**What is asked**
Copy the lines below as they are; omit the images they contain.

Data tied to figure images:
·····
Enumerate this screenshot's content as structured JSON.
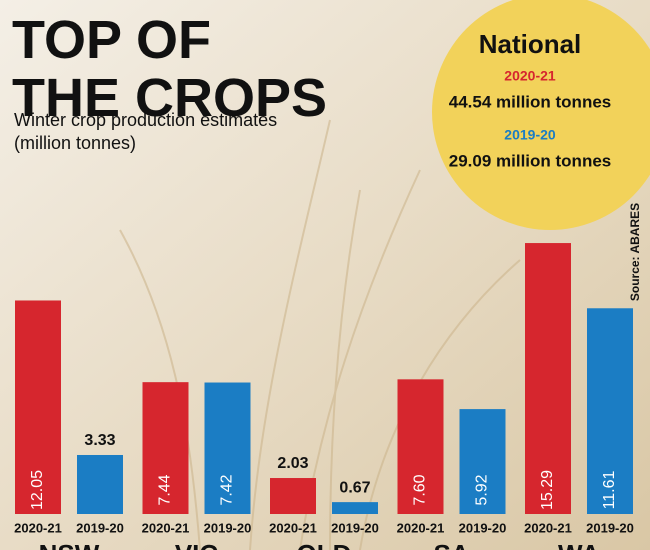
{
  "chart_data": {
    "type": "bar",
    "title": "TOP OF THE CROPS",
    "subtitle": "Winter crop production estimates (million tonnes)",
    "source": "Source: ABARES",
    "categories": [
      "NSW",
      "VIC",
      "QLD",
      "SA",
      "WA"
    ],
    "series": [
      {
        "name": "2020-21",
        "color": "#d6262e",
        "values": [
          12.05,
          7.44,
          2.03,
          7.6,
          15.29
        ],
        "value_labels": [
          "12.05",
          "7.44",
          "2.03",
          "7.60",
          "15.29"
        ]
      },
      {
        "name": "2019-20",
        "color": "#1b7dc4",
        "values": [
          3.33,
          7.42,
          0.67,
          5.92,
          11.61
        ],
        "value_labels": [
          "3.33",
          "7.42",
          "0.67",
          "5.92",
          "11.61"
        ]
      }
    ],
    "national": {
      "title": "National",
      "items": [
        {
          "label": "2020-21",
          "value": "44.54 million tonnes"
        },
        {
          "label": "2019-20",
          "value": "29.09 million tonnes"
        }
      ]
    }
  }
}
·····
**Final result**
Enumerate this screenshot's content as structured JSON.
{
  "chart_data": {
    "type": "bar",
    "title": "TOP OF THE CROPS",
    "subtitle": "Winter crop production estimates (million tonnes)",
    "source": "Source: ABARES",
    "categories": [
      "NSW",
      "VIC",
      "QLD",
      "SA",
      "WA"
    ],
    "series": [
      {
        "name": "2020-21",
        "color": "#d6262e",
        "values": [
          12.05,
          7.44,
          2.03,
          7.6,
          15.29
        ],
        "value_labels": [
          "12.05",
          "7.44",
          "2.03",
          "7.60",
          "15.29"
        ]
      },
      {
        "name": "2019-20",
        "color": "#1b7dc4",
        "values": [
          3.33,
          7.42,
          0.67,
          5.92,
          11.61
        ],
        "value_labels": [
          "3.33",
          "7.42",
          "0.67",
          "5.92",
          "11.61"
        ]
      }
    ],
    "national": {
      "title": "National",
      "items": [
        {
          "label": "2020-21",
          "value": "44.54 million tonnes"
        },
        {
          "label": "2019-20",
          "value": "29.09 million tonnes"
        }
      ]
    }
  }
}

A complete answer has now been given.